▸ Recorded data

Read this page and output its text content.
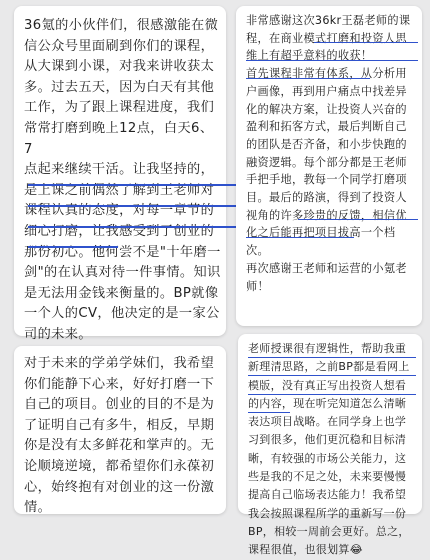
36氪的小伙伴们，很感激能在微
信公众号里面刷到你们的课程，
从大课到小课，对我来讲收获太
多。过去五天，因为白天有其他
工作，为了跟上课程进度，我们
常常打磨到晚上12点，白天6、7
点起来继续干活。让我坚持的，
是上课之前偶然了解到王老师对
课程认真的态度，对每一章节的
细心打磨，让我感受到了创业的
那份初心。他何尝不是"十年磨一
剑"的在认真对待一件事情。知识
是无法用金钱来衡量的。BP就像
一个人的CV，他决定的是一家公
司的未来。
对于未来的学弟学妹们，我希望
你们能静下心来，好好打磨一下
自己的项目。创业的目的不是为
了证明自己有多牛，相反，早期
你是没有太多鲜花和掌声的。无
论顺境逆境，都希望你们永葆初
心，始终抱有对创业的这一份激
情。
非常感谢这次36kr王磊老师的课
程，在商业模式打磨和投资人思
维上有超乎意料的收获！
首先课程非常有体系，从分析用
户画像，再到用户痛点中找差异
化的解决方案，让投资人兴奋的
盈利和拓客方式，最后判断自己
的团队是否齐备，和小步快跑的
融资逻辑。每个部分都是王老师
手把手地，教每一个同学打磨项
目。最后的路演，得到了投资人
视角的许多珍贵的反馈，相信优
化之后能再把项目拔高一个档
次。
再次感谢王老师和运营的小氪老
师！
老师授课很有逻辑性，帮助我重
新理清思路，之前BP都是看网上
模版，没有真正写出投资人想看
的内容，现在听完知道怎么清晰
表达项目战略。在同学身上也学
习到很多，他们更沉稳和目标清
晰，有较强的市场公关能力，这
些是我的不足之处，未来要慢慢
提高自己临场表达能力！我希望
我会按照课程所学的重新写一份
BP，相较一周前会更好。总之，
课程很值，也很划算😂
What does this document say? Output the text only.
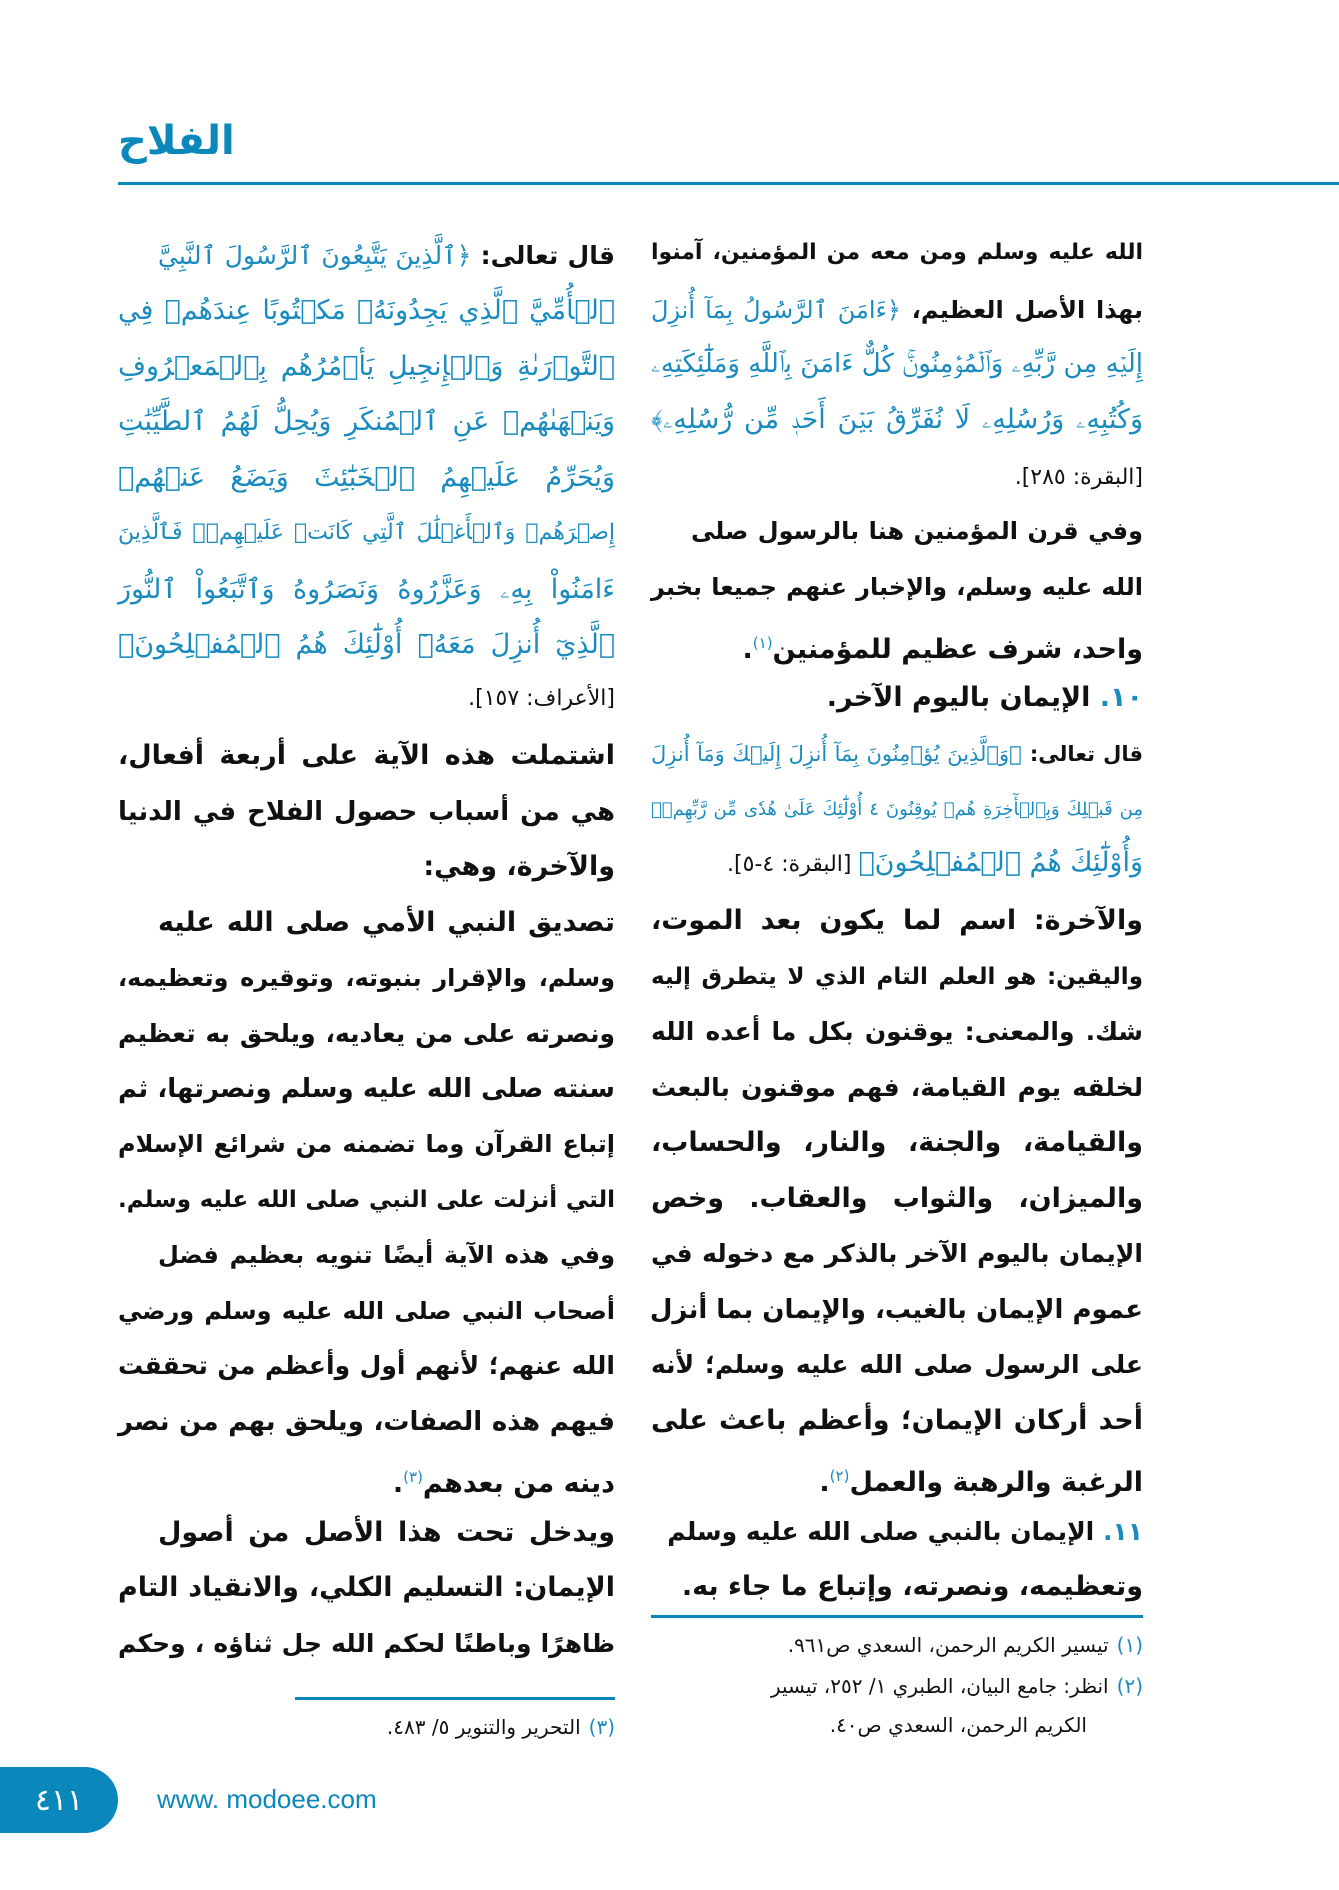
الفلاح
الله عليه وسلم ومن معه من المؤمنين، آمنوا
بهذا الأصل العظيم، ﴿ءَامَنَ ٱلرَّسُولُ بِمَآ أُنزِلَ
إِلَيۡهِ مِن رَّبِّهِۦ وَٱلۡمُؤۡمِنُونَۚ كُلٌّ ءَامَنَ بِٱللَّهِ وَمَلَٰٓئِكَتِهِۦ
وَكُتُبِهِۦ وَرُسُلِهِۦ لَا نُفَرِّقُ بَيۡنَ أَحَدٖ مِّن رُّسُلِهِۦ﴾
[البقرة: ٢٨٥].
وفي قرن المؤمنين هنا بالرسول صلى
الله عليه وسلم، والإخبار عنهم جميعا بخبر
واحد، شرف عظيم للمؤمنين$^{(١)}$.
١٠. الإيمان باليوم الآخر.
قال تعالى: ﴿وَٱلَّذِينَ يُؤۡمِنُونَ بِمَآ أُنزِلَ إِلَيۡكَ وَمَآ أُنزِلَ
مِن قَبۡلِكَ وَبِٱلۡأٓخِرَةِ هُمۡ يُوقِنُونَ ٤ أُوْلَٰٓئِكَ عَلَىٰ هُدٗى مِّن رَّبِّهِمۡۖ
وَأُوْلَٰٓئِكَ هُمُ ٱلۡمُفۡلِحُونَ﴾ [البقرة: ٤-٥].
والآخرة: اسم لما يكون بعد الموت،
واليقين: هو العلم التام الذي لا يتطرق إليه
شك. والمعنى: يوقنون بكل ما أعده الله
لخلقه يوم القيامة، فهم موقنون بالبعث
والقيامة، والجنة، والنار، والحساب،
والميزان، والثواب والعقاب. وخص
الإيمان باليوم الآخر بالذكر مع دخوله في
عموم الإيمان بالغيب، والإيمان بما أنزل
على الرسول صلى الله عليه وسلم؛ لأنه
أحد أركان الإيمان؛ وأعظم باعث على
الرغبة والرهبة والعمل$^{(٢)}$.
١١. الإيمان بالنبي صلى الله عليه وسلم
وتعظيمه، ونصرته، وإتباع ما جاء به.
قال تعالى: ﴿ٱلَّذِينَ يَتَّبِعُونَ ٱلرَّسُولَ ٱلنَّبِيَّ
ٱلۡأُمِّيَّ ٱلَّذِي يَجِدُونَهُۥ مَكۡتُوبًا عِندَهُمۡ فِي
ٱلتَّوۡرَىٰةِ وَٱلۡإِنجِيلِ يَأۡمُرُهُم بِٱلۡمَعۡرُوفِ
وَيَنۡهَىٰهُمۡ عَنِ ٱلۡمُنكَرِ وَيُحِلُّ لَهُمُ ٱلطَّيِّبَٰتِ
وَيُحَرِّمُ عَلَيۡهِمُ ٱلۡخَبَٰٓئِثَ وَيَضَعُ عَنۡهُمۡ
إِصۡرَهُمۡ وَٱلۡأَغۡلَٰلَ ٱلَّتِي كَانَتۡ عَلَيۡهِمۡۚ فَٱلَّذِينَ
ءَامَنُواْ بِهِۦ وَعَزَّرُوهُ وَنَصَرُوهُ وَٱتَّبَعُواْ ٱلنُّورَ
ٱلَّذِيٓ أُنزِلَ مَعَهُۥٓ أُوْلَٰٓئِكَ هُمُ ٱلۡمُفۡلِحُونَ﴾
[الأعراف: ١٥٧].
اشتملت هذه الآية على أربعة أفعال،
هي من أسباب حصول الفلاح في الدنيا
والآخرة، وهي:
تصديق النبي الأمي صلى الله عليه
وسلم، والإقرار بنبوته، وتوقيره وتعظيمه،
ونصرته على من يعاديه، ويلحق به تعظيم
سنته صلى الله عليه وسلم ونصرتها، ثم
إتباع القرآن وما تضمنه من شرائع الإسلام
التي أنزلت على النبي صلى الله عليه وسلم.
وفي هذه الآية أيضًا تنويه بعظيم فضل
أصحاب النبي صلى الله عليه وسلم ورضي
الله عنهم؛ لأنهم أول وأعظم من تحققت
فيهم هذه الصفات، ويلحق بهم من نصر
دينه من بعدهم$^{(٣)}$.
ويدخل تحت هذا الأصل من أصول
الإيمان: التسليم الكلي، والانقياد التام
ظاهرًا وباطنًا لحكم الله جل ثناؤه ، وحكم	(١)تيسير الكريم الرحمن، السعدي ص٩٦١.
(٢)انظر: جامع البيان، الطبري ١/ ٢٥٢، تيسير
الكريم الرحمن، السعدي ص٤٠.
(٣)التحرير والتنوير ٥/ ٤٨٣.
٤١١	www. modoee.com
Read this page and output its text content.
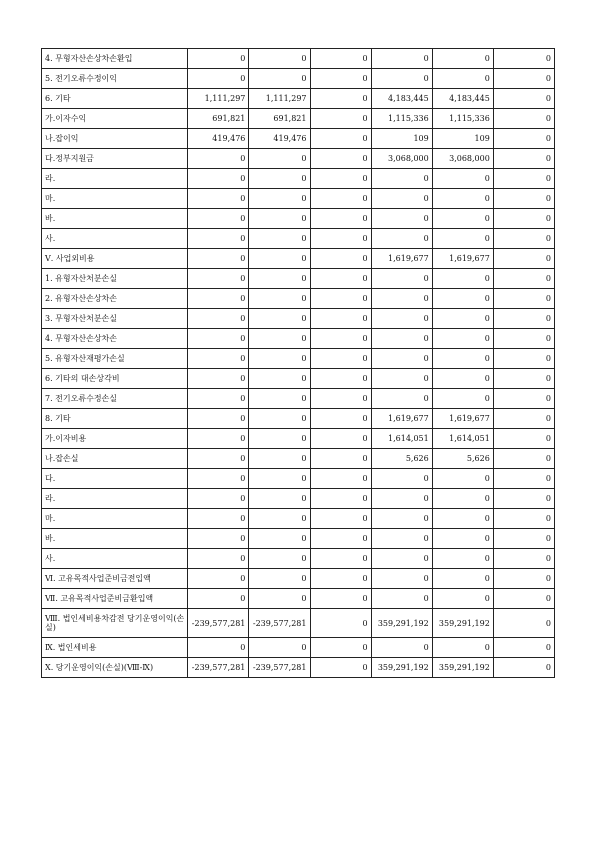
4. 무형자산손상차손환입	0	0	0	0	0	0
5. 전기오류수정이익	0	0	0	0	0	0
6. 기타	1,111,297	1,111,297	0	4,183,445	4,183,445	0
가.이자수익	691,821	691,821	0	1,115,336	1,115,336	0
나.잡이익	419,476	419,476	0	109	109	0
다.정부지원금	0	0	0	3,068,000	3,068,000	0
라.	0	0	0	0	0	0
마.	0	0	0	0	0	0
바.	0	0	0	0	0	0
사.	0	0	0	0	0	0
Ⅴ. 사업외비용	0	0	0	1,619,677	1,619,677	0
1. 유형자산처분손실	0	0	0	0	0	0
2. 유형자산손상차손	0	0	0	0	0	0
3. 무형자산처분손실	0	0	0	0	0	0
4. 무형자산손상차손	0	0	0	0	0	0
5. 유형자산재평가손실	0	0	0	0	0	0
6. 기타의 대손상각비	0	0	0	0	0	0
7. 전기오류수정손실	0	0	0	0	0	0
8. 기타	0	0	0	1,619,677	1,619,677	0
가.이자비용	0	0	0	1,614,051	1,614,051	0
나.잡손실	0	0	0	5,626	5,626	0
다.	0	0	0	0	0	0
라.	0	0	0	0	0	0
마.	0	0	0	0	0	0
바.	0	0	0	0	0	0
사.	0	0	0	0	0	0
Ⅵ. 고유목적사업준비금전입액	0	0	0	0	0	0
Ⅶ. 고유목적사업준비금환입액	0	0	0	0	0	0
Ⅷ. 법인세비용차감전 당기운영이익(손실)	-239,577,281	-239,577,281	0	359,291,192	359,291,192	0
Ⅸ. 법인세비용	0	0	0	0	0	0
Ⅹ. 당기운영이익(손실)(Ⅷ-Ⅸ)	-239,577,281	-239,577,281	0	359,291,192	359,291,192	0
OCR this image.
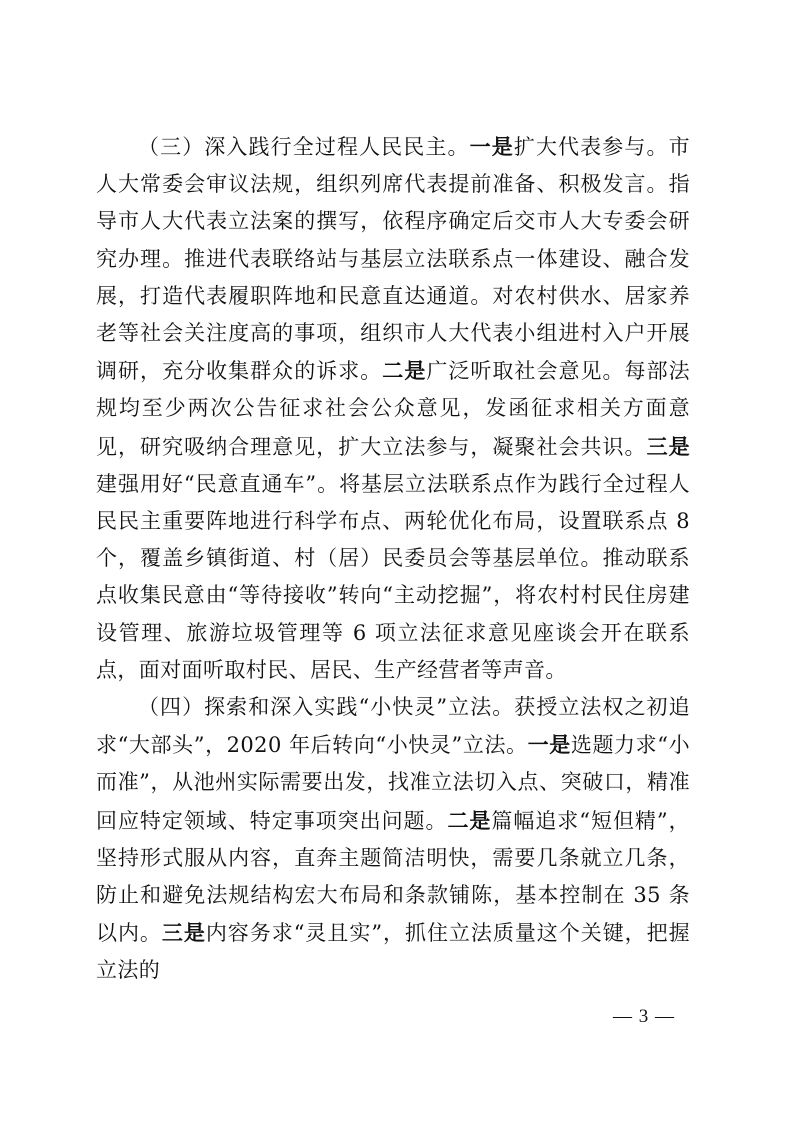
（三）深入践行全过程人民民主。一是扩大代表参与。市人大常委会审议法规，组织列席代表提前准备、积极发言。指导市人大代表立法案的撰写，依程序确定后交市人大专委会研究办理。推进代表联络站与基层立法联系点一体建设、融合发展，打造代表履职阵地和民意直达通道。对农村供水、居家养老等社会关注度高的事项，组织市人大代表小组进村入户开展调研，充分收集群众的诉求。二是广泛听取社会意见。每部法规均至少两次公告征求社会公众意见，发函征求相关方面意见，研究吸纳合理意见，扩大立法参与，凝聚社会共识。三是建强用好“民意直通车”。将基层立法联系点作为践行全过程人民民主重要阵地进行科学布点、两轮优化布局，设置联系点 8 个，覆盖乡镇街道、村（居）民委员会等基层单位。推动联系点收集民意由“等待接收”转向“主动挖掘”，将农村村民住房建设管理、旅游垃圾管理等 6 项立法征求意见座谈会开在联系点，面对面听取村民、居民、生产经营者等声音。

（四）探索和深入实践“小快灵”立法。获授立法权之初追求“大部头”，2020 年后转向“小快灵”立法。一是选题力求“小而准”，从池州实际需要出发，找准立法切入点、突破口，精准回应特定领域、特定事项突出问题。二是篇幅追求“短但精”，坚持形式服从内容，直奔主题简洁明快，需要几条就立几条，防止和避免法规结构宏大布局和条款铺陈，基本控制在 35 条以内。三是内容务求“灵且实”，抓住立法质量这个关键，把握立法的

— 3 —
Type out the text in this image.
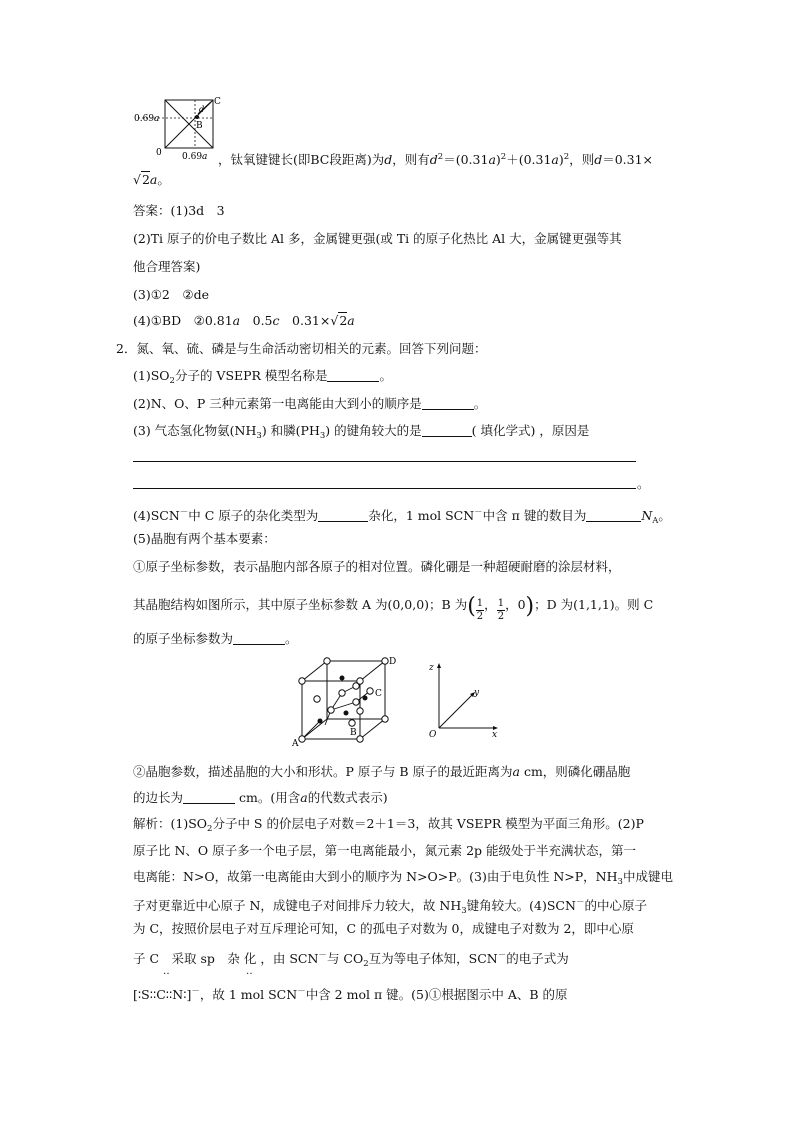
C
B
d
0.69a
0 0.69a ，钛氧键键长(即BC段距离)为d，则有$d^2=(0.31a)^2+(0.31a)^2$，则d＝0.31×
√2a。
答案：(1)3d　3
(2)Ti 原子的价电子数比 Al 多，金属键更强(或 Ti 的原子化热比 Al 大，金属键更强等其
他合理答案)
(3)①2　②de
(4)①BD　②0.81a　0.5c　0.31×√2a
2．氮、氧、硫、磷是与生命活动密切相关的元素。回答下列问题：
$(1)SO_2$分子的 VSEPR 模型名称是	。
(2)N、O、P 三种元素第一电离能由大到小的顺序是	。
(3) 气态氢化物氨$(NH_3)$ 和膦$(PH_3)$ 的键角较大的是	( 填化学式) ，原因是
。
(4)SCN－中 C 原子的杂化类型为	杂化，1 mol SCN－中含 π 键的数目为	$N_A$。
(5)晶胞有两个基本要素：
①原子坐标参数，表示晶胞内部各原子的相对位置。磷化硼是一种超硬耐磨的涂层材料，
其晶胞结构如图所示，其中原子坐标参数 A 为(0,0,0)；B 为( $\frac{1}{2}$ ， $\frac{1}{2}$ ，0)；D 为(1,1,1)。则 C
的原子坐标参数为	。
A
B
C
D
z
y
x
O
②晶胞参数，描述晶胞的大小和形状。P 原子与 B 原子的最近距离为a cm，则磷化硼晶胞
的边长为	cm。(用含a的代数式表示)
解析：$(1)SO_2$分子中 S 的价层电子对数＝2＋1＝3，故其 VSEPR 模型为平面三角形。(2)P
原子比 N、O 原子多一个电子层，第一电离能最小，氮元素 2p 能级处于半充满状态，第一
电离能：N>O，故第一电离能由大到小的顺序为 N>O>P。(3)由于电负性 N>P，$NH_3$中成键电
子对更靠近中心原子 N，成键电子对间排斥力较大，故 $NH_3$键角较大。(4)SCN－的中心原子
为 C，按照价层电子对互斥理论可知，C 的孤电子对数为 0，成键电子对数为 2，即中心原
子 C　采取 sp　杂 化 ，由 SCN－与 $CO_2$互为等电子体知，SCN－的电子式为
‥	‥
[∶S∶∶C∶∶N∶]－，故 1 mol SCN－中含 2 mol π 键。(5)①根据图示中 A、B 的原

▸ Aim
Locate each line with the word "وتعظيمه" and copy it.

▸ Result for this exercise
وتعظيمه، ونصرته، وإتباع ما جاء به.
وسلم، والإقرار بنبوته، وتوقيره وتعظيمه،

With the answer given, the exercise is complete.